Please give the listing again in its entirety, exactly as written.

### [Records for processing]
## BEGIN

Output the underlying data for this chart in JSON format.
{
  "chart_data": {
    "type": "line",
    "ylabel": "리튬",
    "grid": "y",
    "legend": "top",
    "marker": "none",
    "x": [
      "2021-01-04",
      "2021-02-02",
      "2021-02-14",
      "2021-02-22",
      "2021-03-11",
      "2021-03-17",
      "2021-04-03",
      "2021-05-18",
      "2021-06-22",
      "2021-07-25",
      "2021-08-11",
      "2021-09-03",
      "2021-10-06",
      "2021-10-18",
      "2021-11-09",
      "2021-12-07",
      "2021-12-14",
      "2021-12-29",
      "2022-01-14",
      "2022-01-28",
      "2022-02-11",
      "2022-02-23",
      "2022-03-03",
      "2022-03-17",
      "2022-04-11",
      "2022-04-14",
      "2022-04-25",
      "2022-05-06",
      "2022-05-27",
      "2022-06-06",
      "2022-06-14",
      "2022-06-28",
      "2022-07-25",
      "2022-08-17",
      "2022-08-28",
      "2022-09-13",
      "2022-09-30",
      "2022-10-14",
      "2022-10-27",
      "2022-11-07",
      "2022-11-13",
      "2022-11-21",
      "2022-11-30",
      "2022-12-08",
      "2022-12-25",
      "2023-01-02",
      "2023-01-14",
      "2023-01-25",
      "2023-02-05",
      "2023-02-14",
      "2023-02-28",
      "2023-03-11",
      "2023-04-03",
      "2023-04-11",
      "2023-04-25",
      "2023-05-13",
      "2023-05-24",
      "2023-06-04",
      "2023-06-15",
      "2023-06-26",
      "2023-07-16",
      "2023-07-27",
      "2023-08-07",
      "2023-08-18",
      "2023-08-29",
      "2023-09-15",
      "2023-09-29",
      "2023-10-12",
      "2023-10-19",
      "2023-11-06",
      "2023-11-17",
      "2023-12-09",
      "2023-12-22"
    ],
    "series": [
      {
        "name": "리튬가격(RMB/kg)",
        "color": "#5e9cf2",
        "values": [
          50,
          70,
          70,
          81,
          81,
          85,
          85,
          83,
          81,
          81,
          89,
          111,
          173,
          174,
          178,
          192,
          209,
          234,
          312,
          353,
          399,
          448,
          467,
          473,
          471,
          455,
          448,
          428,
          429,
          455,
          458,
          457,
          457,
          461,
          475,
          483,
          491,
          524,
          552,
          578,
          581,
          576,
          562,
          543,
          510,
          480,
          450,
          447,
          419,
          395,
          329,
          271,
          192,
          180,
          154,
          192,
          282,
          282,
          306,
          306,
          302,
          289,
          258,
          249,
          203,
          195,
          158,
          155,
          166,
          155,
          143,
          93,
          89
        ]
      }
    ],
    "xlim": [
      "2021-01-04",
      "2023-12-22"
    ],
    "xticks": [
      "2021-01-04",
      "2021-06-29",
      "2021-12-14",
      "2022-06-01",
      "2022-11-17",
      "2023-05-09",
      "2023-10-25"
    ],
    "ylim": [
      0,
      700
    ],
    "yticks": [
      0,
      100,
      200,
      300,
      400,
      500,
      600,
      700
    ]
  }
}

## END

### [Written solution]
Output the underlying data for this chart in JSON format.
{
  "chart_data": {
    "type": "line",
    "ylabel": "리튬",
    "grid": "y",
    "legend": "top",
    "marker": "none",
    "x": [
      "2021-01-04",
      "2021-02-02",
      "2021-02-14",
      "2021-02-22",
      "2021-03-11",
      "2021-03-17",
      "2021-04-03",
      "2021-05-18",
      "2021-06-22",
      "2021-07-25",
      "2021-08-11",
      "2021-09-03",
      "2021-10-06",
      "2021-10-18",
      "2021-11-09",
      "2021-12-07",
      "2021-12-14",
      "2021-12-29",
      "2022-01-14",
      "2022-01-28",
      "2022-02-11",
      "2022-02-23",
      "2022-03-03",
      "2022-03-17",
      "2022-04-11",
      "2022-04-14",
      "2022-04-25",
      "2022-05-06",
      "2022-05-27",
      "2022-06-06",
      "2022-06-14",
      "2022-06-28",
      "2022-07-25",
      "2022-08-17",
      "2022-08-28",
      "2022-09-13",
      "2022-09-30",
      "2022-10-14",
      "2022-10-27",
      "2022-11-07",
      "2022-11-13",
      "2022-11-21",
      "2022-11-30",
      "2022-12-08",
      "2022-12-25",
      "2023-01-02",
      "2023-01-14",
      "2023-01-25",
      "2023-02-05",
      "2023-02-14",
      "2023-02-28",
      "2023-03-11",
      "2023-04-03",
      "2023-04-11",
      "2023-04-25",
      "2023-05-13",
      "2023-05-24",
      "2023-06-04",
      "2023-06-15",
      "2023-06-26",
      "2023-07-16",
      "2023-07-27",
      "2023-08-07",
      "2023-08-18",
      "2023-08-29",
      "2023-09-15",
      "2023-09-29",
      "2023-10-12",
      "2023-10-19",
      "2023-11-06",
      "2023-11-17",
      "2023-12-09",
      "2023-12-22"
    ],
    "series": [
      {
        "name": "리튬가격(RMB/kg)",
        "color": "#5e9cf2",
        "values": [
          50,
          70,
          70,
          81,
          81,
          85,
          85,
          83,
          81,
          81,
          89,
          111,
          173,
          174,
          178,
          192,
          209,
          234,
          312,
          353,
          399,
          448,
          467,
          473,
          471,
          455,
          448,
          428,
          429,
          455,
          458,
          457,
          457,
          461,
          475,
          483,
          491,
          524,
          552,
          578,
          581,
          576,
          562,
          543,
          510,
          480,
          450,
          447,
          419,
          395,
          329,
          271,
          192,
          180,
          154,
          192,
          282,
          282,
          306,
          306,
          302,
          289,
          258,
          249,
          203,
          195,
          158,
          155,
          166,
          155,
          143,
          93,
          89
        ]
      }
    ],
    "xlim": [
      "2021-01-04",
      "2023-12-22"
    ],
    "xticks": [
      "2021-01-04",
      "2021-06-29",
      "2021-12-14",
      "2022-06-01",
      "2022-11-17",
      "2023-05-09",
      "2023-10-25"
    ],
    "ylim": [
      0,
      700
    ],
    "yticks": [
      0,
      100,
      200,
      300,
      400,
      500,
      600,
      700
    ]
  }
}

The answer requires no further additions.